**The task**
Each entry below is to be written out exactly, and the pictures are to be left out.

**Provided records**

---+---

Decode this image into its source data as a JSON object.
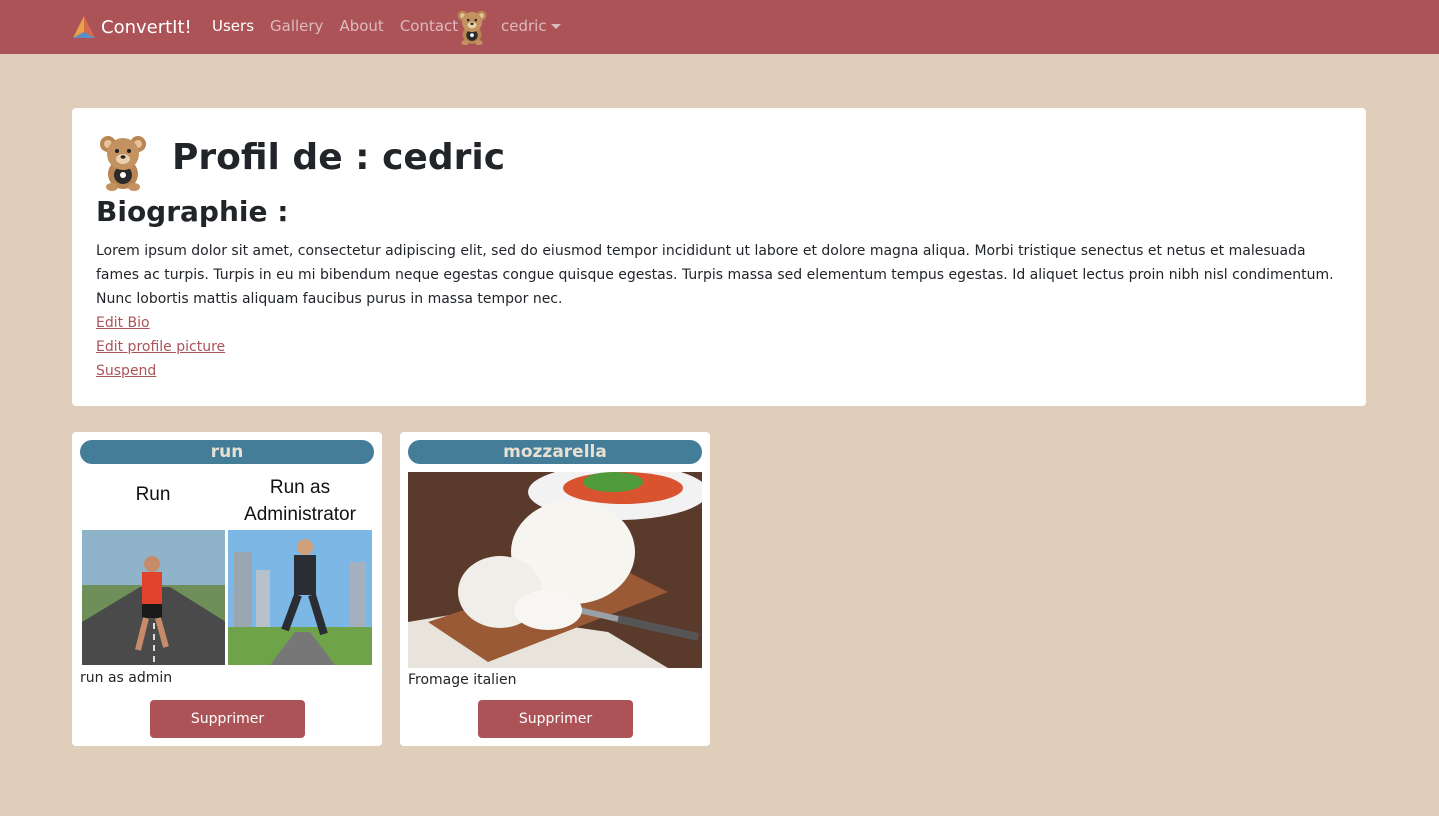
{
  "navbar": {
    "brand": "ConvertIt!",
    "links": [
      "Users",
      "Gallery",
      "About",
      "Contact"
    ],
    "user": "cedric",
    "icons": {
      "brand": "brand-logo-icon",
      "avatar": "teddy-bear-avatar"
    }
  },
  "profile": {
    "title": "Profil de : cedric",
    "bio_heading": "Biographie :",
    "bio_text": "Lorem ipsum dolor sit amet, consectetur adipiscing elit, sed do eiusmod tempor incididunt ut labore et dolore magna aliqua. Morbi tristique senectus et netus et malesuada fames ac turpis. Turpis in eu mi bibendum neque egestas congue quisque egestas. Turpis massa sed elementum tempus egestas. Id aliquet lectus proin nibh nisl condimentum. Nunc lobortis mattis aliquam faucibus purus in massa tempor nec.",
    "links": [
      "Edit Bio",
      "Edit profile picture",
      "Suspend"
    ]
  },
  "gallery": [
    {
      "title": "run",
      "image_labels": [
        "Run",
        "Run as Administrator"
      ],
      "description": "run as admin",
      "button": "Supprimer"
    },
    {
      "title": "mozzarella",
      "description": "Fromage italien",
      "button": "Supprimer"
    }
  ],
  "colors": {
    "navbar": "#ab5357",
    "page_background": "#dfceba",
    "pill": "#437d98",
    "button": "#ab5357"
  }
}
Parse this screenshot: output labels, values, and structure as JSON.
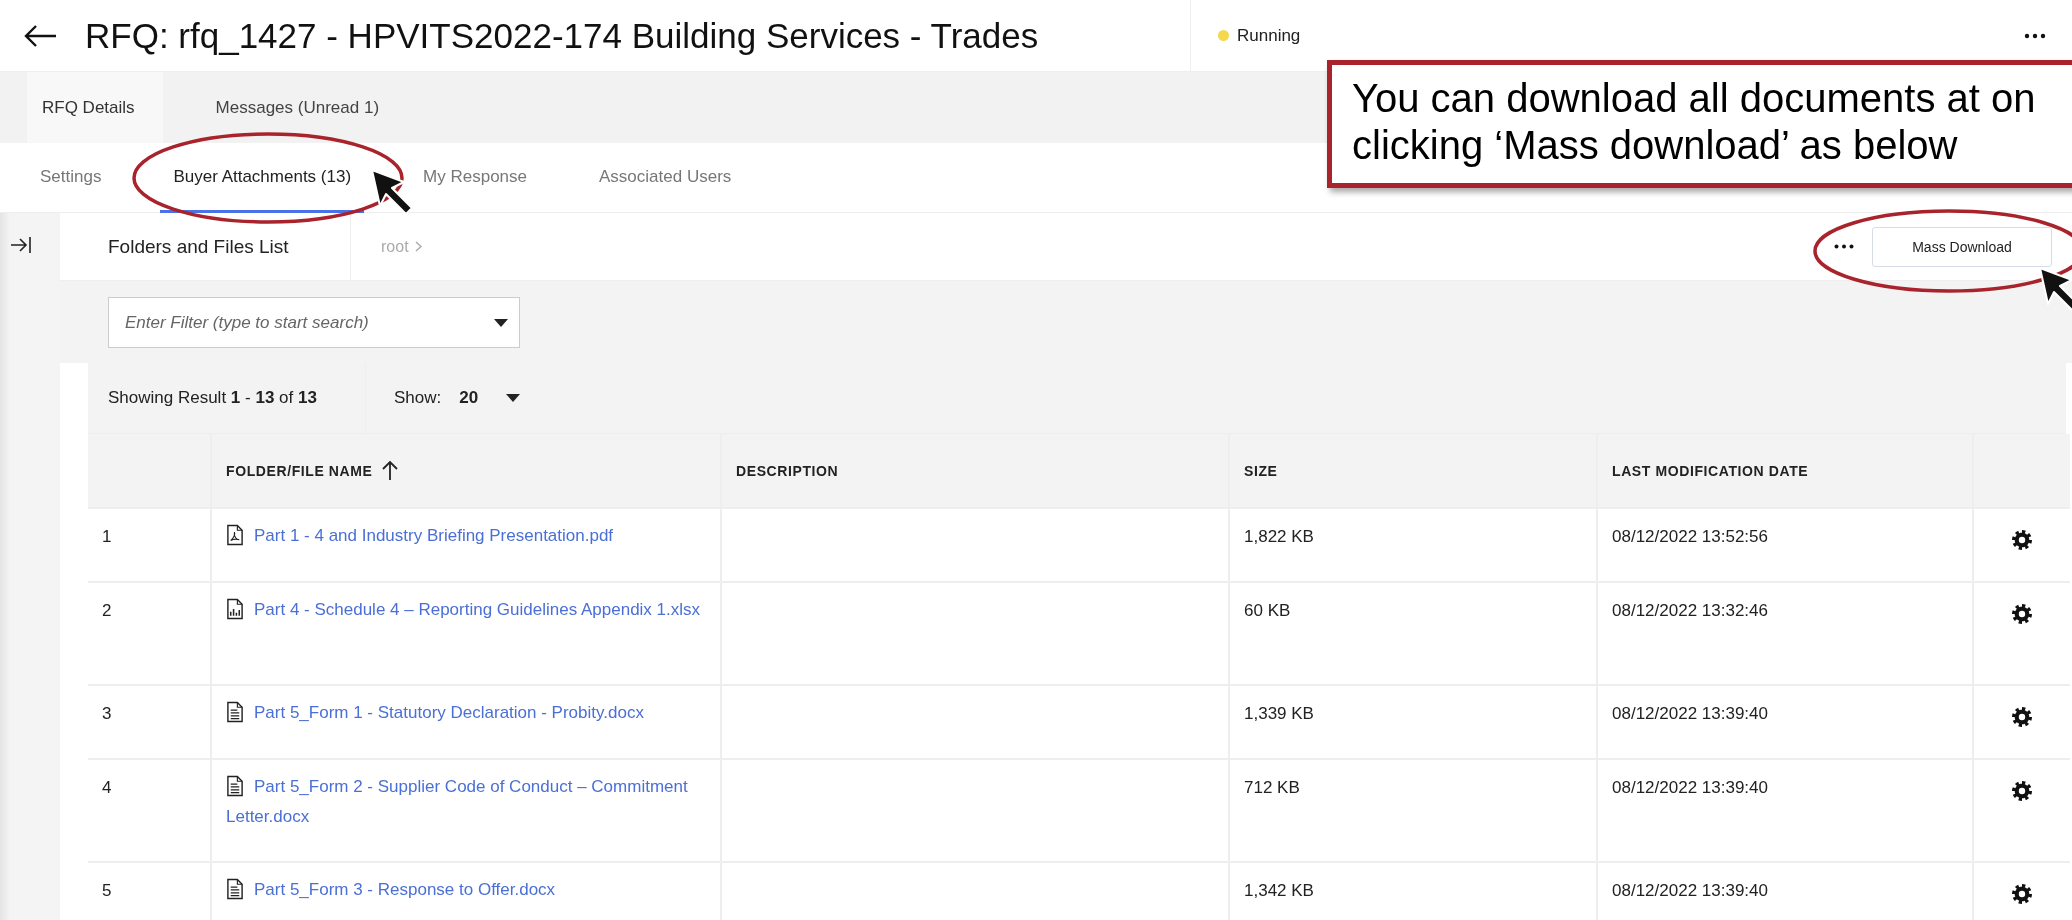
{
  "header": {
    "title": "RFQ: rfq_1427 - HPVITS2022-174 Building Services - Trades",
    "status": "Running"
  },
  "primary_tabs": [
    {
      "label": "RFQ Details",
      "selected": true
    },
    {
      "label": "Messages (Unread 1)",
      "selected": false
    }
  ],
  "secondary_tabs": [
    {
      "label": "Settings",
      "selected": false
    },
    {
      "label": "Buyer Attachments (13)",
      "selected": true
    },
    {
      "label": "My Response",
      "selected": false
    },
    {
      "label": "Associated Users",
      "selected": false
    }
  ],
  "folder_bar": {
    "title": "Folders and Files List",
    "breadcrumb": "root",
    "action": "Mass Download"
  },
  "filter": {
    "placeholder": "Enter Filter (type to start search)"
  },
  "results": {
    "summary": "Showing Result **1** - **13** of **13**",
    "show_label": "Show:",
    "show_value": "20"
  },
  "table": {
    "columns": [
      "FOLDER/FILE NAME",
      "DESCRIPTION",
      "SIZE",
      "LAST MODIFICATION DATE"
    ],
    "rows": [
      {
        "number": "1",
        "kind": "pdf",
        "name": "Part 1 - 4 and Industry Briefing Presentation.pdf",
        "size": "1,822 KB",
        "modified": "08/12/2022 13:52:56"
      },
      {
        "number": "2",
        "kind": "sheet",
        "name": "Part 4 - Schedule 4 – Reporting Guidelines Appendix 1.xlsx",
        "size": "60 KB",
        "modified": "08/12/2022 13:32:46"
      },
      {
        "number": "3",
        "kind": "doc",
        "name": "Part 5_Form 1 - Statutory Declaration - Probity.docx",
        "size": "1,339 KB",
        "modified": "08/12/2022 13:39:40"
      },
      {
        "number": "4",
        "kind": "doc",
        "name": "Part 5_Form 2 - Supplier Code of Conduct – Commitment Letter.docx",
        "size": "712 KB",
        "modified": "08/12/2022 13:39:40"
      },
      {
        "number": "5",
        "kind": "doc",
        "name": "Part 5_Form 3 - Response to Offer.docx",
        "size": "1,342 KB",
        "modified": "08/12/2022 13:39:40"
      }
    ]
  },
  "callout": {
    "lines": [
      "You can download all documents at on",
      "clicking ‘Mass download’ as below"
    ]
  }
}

---+---

**Response for this exercise**
Decode this image into its source data as a JSON object.
{
  "navbar": {
    "brand": "ConvertIt!",
    "links": [
      "Users",
      "Gallery",
      "About",
      "Contact"
    ],
    "user": "cedric",
    "icons": {
      "brand": "brand-logo-icon",
      "avatar": "teddy-bear-avatar"
    }
  },
  "profile": {
    "title": "Profil de : cedric",
    "bio_heading": "Biographie :",
    "bio_text": "Lorem ipsum dolor sit amet, consectetur adipiscing elit, sed do eiusmod tempor incididunt ut labore et dolore magna aliqua. Morbi tristique senectus et netus et malesuada fames ac turpis. Turpis in eu mi bibendum neque egestas congue quisque egestas. Turpis massa sed elementum tempus egestas. Id aliquet lectus proin nibh nisl condimentum. Nunc lobortis mattis aliquam faucibus purus in massa tempor nec.",
    "links": [
      "Edit Bio",
      "Edit profile picture",
      "Suspend"
    ]
  },
  "gallery": [
    {
      "title": "run",
      "image_labels": [
        "Run",
        "Run as Administrator"
      ],
      "description": "run as admin",
      "button": "Supprimer"
    },
    {
      "title": "mozzarella",
      "description": "Fromage italien",
      "button": "Supprimer"
    }
  ],
  "colors": {
    "navbar": "#ab5357",
    "page_background": "#dfceba",
    "pill": "#437d98",
    "button": "#ab5357"
  }
}
Parse this screenshot: output labels, values, and structure as JSON.
{
  "header": {
    "title": "RFQ: rfq_1427 - HPVITS2022-174 Building Services - Trades",
    "status": "Running"
  },
  "primary_tabs": [
    {
      "label": "RFQ Details",
      "selected": true
    },
    {
      "label": "Messages (Unread 1)",
      "selected": false
    }
  ],
  "secondary_tabs": [
    {
      "label": "Settings",
      "selected": false
    },
    {
      "label": "Buyer Attachments (13)",
      "selected": true
    },
    {
      "label": "My Response",
      "selected": false
    },
    {
      "label": "Associated Users",
      "selected": false
    }
  ],
  "folder_bar": {
    "title": "Folders and Files List",
    "breadcrumb": "root",
    "action": "Mass Download"
  },
  "filter": {
    "placeholder": "Enter Filter (type to start search)"
  },
  "results": {
    "summary": "Showing Result **1** - **13** of **13**",
    "show_label": "Show:",
    "show_value": "20"
  },
  "table": {
    "columns": [
      "FOLDER/FILE NAME",
      "DESCRIPTION",
      "SIZE",
      "LAST MODIFICATION DATE"
    ],
    "rows": [
      {
        "number": "1",
        "kind": "pdf",
        "name": "Part 1 - 4 and Industry Briefing Presentation.pdf",
        "size": "1,822 KB",
        "modified": "08/12/2022 13:52:56"
      },
      {
        "number": "2",
        "kind": "sheet",
        "name": "Part 4 - Schedule 4 – Reporting Guidelines Appendix 1.xlsx",
        "size": "60 KB",
        "modified": "08/12/2022 13:32:46"
      },
      {
        "number": "3",
        "kind": "doc",
        "name": "Part 5_Form 1 - Statutory Declaration - Probity.docx",
        "size": "1,339 KB",
        "modified": "08/12/2022 13:39:40"
      },
      {
        "number": "4",
        "kind": "doc",
        "name": "Part 5_Form 2 - Supplier Code of Conduct – Commitment Letter.docx",
        "size": "712 KB",
        "modified": "08/12/2022 13:39:40"
      },
      {
        "number": "5",
        "kind": "doc",
        "name": "Part 5_Form 3 - Response to Offer.docx",
        "size": "1,342 KB",
        "modified": "08/12/2022 13:39:40"
      }
    ]
  },
  "callout": {
    "lines": [
      "You can download all documents at on",
      "clicking ‘Mass download’ as below"
    ]
  }
}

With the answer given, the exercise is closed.